## WRITTEN TASK
Exclude the pictures, then repeat the remaining data exactly.
** BEGIN GIVEN RECORDS **
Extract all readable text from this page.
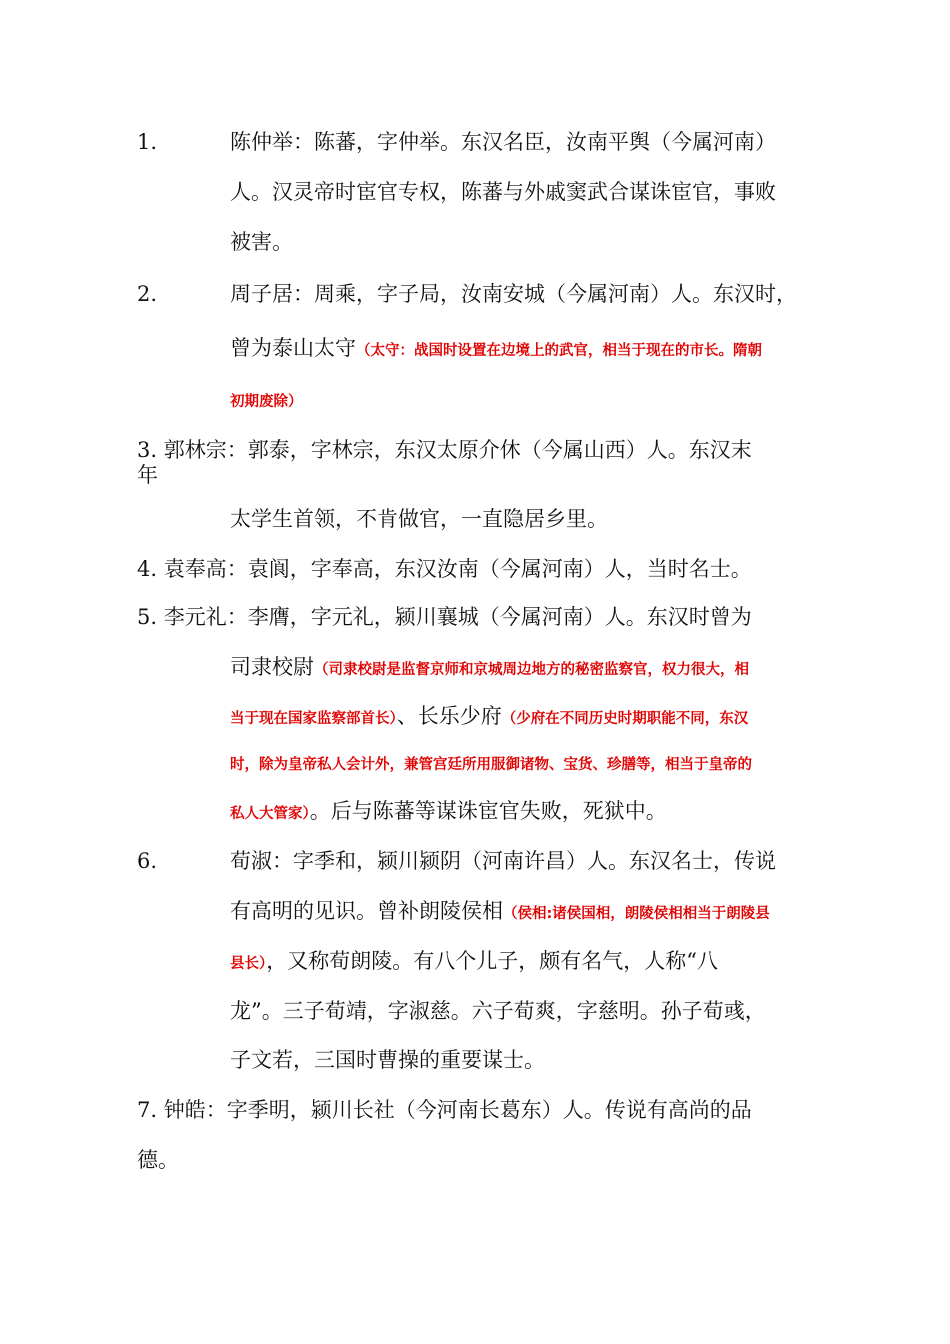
1.	陈仲举：陈蕃，字仲举。东汉名臣，汝南平舆（今属河南）
人。汉灵帝时宦官专权，陈蕃与外戚窦武合谋诛宦官，事败
被害。
2.	周子居：周乘，字子局，汝南安城（今属河南）人。东汉时，
曾为泰山太守（太守：战国时设置在边境上的武官，相当于现在的市长。隋朝
初期废除）
3. 郭林宗：郭泰，字林宗，东汉太原介休（今属山西）人。东汉末
年
太学生首领，不肯做官，一直隐居乡里。
4. 袁奉高：袁阆，字奉高，东汉汝南（今属河南）人，当时名士。
5. 李元礼：李膺，字元礼，颍川襄城（今属河南）人。东汉时曾为
司隶校尉（司隶校尉是监督京师和京城周边地方的秘密监察官，权力很大，相
当于现在国家监察部首长）、长乐少府（少府在不同历史时期职能不同，东汉
时，除为皇帝私人会计外，兼管宫廷所用服御诸物、宝货、珍膳等，相当于皇帝的
私人大管家）。后与陈蕃等谋诛宦官失败，死狱中。
6.	荀淑：字季和，颍川颍阴（河南许昌）人。东汉名士，传说
有高明的见识。曾补朗陵侯相（侯相:诸侯国相，朗陵侯相相当于朗陵县
县长），又称荀朗陵。有八个儿子，颇有名气，人称“八
龙”。三子荀靖，字淑慈。六子荀爽，字慈明。孙子荀彧，
子文若，三国时曹操的重要谋士。
7. 钟皓：字季明，颍川长社（今河南长葛东）人。传说有高尚的品
德。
** END GIVEN RECORDS **
## RESPONSE TO THE EXERCISE
Extract all readable text from this page.
1.	陈仲举：陈蕃，字仲举。东汉名臣，汝南平舆（今属河南）
人。汉灵帝时宦官专权，陈蕃与外戚窦武合谋诛宦官，事败
被害。
2.	周子居：周乘，字子局，汝南安城（今属河南）人。东汉时，
曾为泰山太守（太守：战国时设置在边境上的武官，相当于现在的市长。隋朝
初期废除）
3. 郭林宗：郭泰，字林宗，东汉太原介休（今属山西）人。东汉末
年
太学生首领，不肯做官，一直隐居乡里。
4. 袁奉高：袁阆，字奉高，东汉汝南（今属河南）人，当时名士。
5. 李元礼：李膺，字元礼，颍川襄城（今属河南）人。东汉时曾为
司隶校尉（司隶校尉是监督京师和京城周边地方的秘密监察官，权力很大，相
当于现在国家监察部首长）、长乐少府（少府在不同历史时期职能不同，东汉
时，除为皇帝私人会计外，兼管宫廷所用服御诸物、宝货、珍膳等，相当于皇帝的
私人大管家）。后与陈蕃等谋诛宦官失败，死狱中。
6.	荀淑：字季和，颍川颍阴（河南许昌）人。东汉名士，传说
有高明的见识。曾补朗陵侯相（侯相:诸侯国相，朗陵侯相相当于朗陵县
县长），又称荀朗陵。有八个儿子，颇有名气，人称“八
龙”。三子荀靖，字淑慈。六子荀爽，字慈明。孙子荀彧，
子文若，三国时曹操的重要谋士。
7. 钟皓：字季明，颍川长社（今河南长葛东）人。传说有高尚的品
德。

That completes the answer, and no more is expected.